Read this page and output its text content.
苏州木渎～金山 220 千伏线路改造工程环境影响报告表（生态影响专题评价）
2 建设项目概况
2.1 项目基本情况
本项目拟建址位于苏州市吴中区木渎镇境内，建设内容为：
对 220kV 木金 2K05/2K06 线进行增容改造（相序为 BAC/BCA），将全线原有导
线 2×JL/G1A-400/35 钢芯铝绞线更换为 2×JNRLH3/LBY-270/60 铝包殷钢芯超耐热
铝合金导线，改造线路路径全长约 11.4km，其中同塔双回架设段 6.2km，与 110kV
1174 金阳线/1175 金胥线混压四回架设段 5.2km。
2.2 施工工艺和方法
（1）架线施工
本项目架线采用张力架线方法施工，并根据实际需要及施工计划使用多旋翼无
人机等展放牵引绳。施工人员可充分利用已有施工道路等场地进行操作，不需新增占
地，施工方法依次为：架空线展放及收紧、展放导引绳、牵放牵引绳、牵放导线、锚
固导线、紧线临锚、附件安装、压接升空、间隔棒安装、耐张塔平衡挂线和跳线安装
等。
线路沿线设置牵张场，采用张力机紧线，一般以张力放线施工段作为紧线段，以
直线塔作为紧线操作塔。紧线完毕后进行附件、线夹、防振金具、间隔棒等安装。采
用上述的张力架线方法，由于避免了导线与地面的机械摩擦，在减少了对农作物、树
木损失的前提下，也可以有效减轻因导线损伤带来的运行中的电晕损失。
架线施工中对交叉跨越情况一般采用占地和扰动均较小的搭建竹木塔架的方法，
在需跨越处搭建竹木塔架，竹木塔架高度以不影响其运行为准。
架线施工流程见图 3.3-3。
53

[TASK OBJECTIVE] Type the whole listing again, unaltered.

[SOLUTION FOR THIS TASK]
Read this page and output its text content.
苏州木渎～金山 220 千伏线路改造工程环境影响报告表（生态影响专题评价）
2 建设项目概况
2.1 项目基本情况
本项目拟建址位于苏州市吴中区木渎镇境内，建设内容为：
对 220kV 木金 2K05/2K06 线进行增容改造（相序为 BAC/BCA），将全线原有导
线 2×JL/G1A-400/35 钢芯铝绞线更换为 2×JNRLH3/LBY-270/60 铝包殷钢芯超耐热
铝合金导线，改造线路路径全长约 11.4km，其中同塔双回架设段 6.2km，与 110kV
1174 金阳线/1175 金胥线混压四回架设段 5.2km。
2.2 施工工艺和方法
（1）架线施工
本项目架线采用张力架线方法施工，并根据实际需要及施工计划使用多旋翼无
人机等展放牵引绳。施工人员可充分利用已有施工道路等场地进行操作，不需新增占
地，施工方法依次为：架空线展放及收紧、展放导引绳、牵放牵引绳、牵放导线、锚
固导线、紧线临锚、附件安装、压接升空、间隔棒安装、耐张塔平衡挂线和跳线安装
等。
线路沿线设置牵张场，采用张力机紧线，一般以张力放线施工段作为紧线段，以
直线塔作为紧线操作塔。紧线完毕后进行附件、线夹、防振金具、间隔棒等安装。采
用上述的张力架线方法，由于避免了导线与地面的机械摩擦，在减少了对农作物、树
木损失的前提下，也可以有效减轻因导线损伤带来的运行中的电晕损失。
架线施工中对交叉跨越情况一般采用占地和扰动均较小的搭建竹木塔架的方法，
在需跨越处搭建竹木塔架，竹木塔架高度以不影响其运行为准。
架线施工流程见图 3.3-3。
53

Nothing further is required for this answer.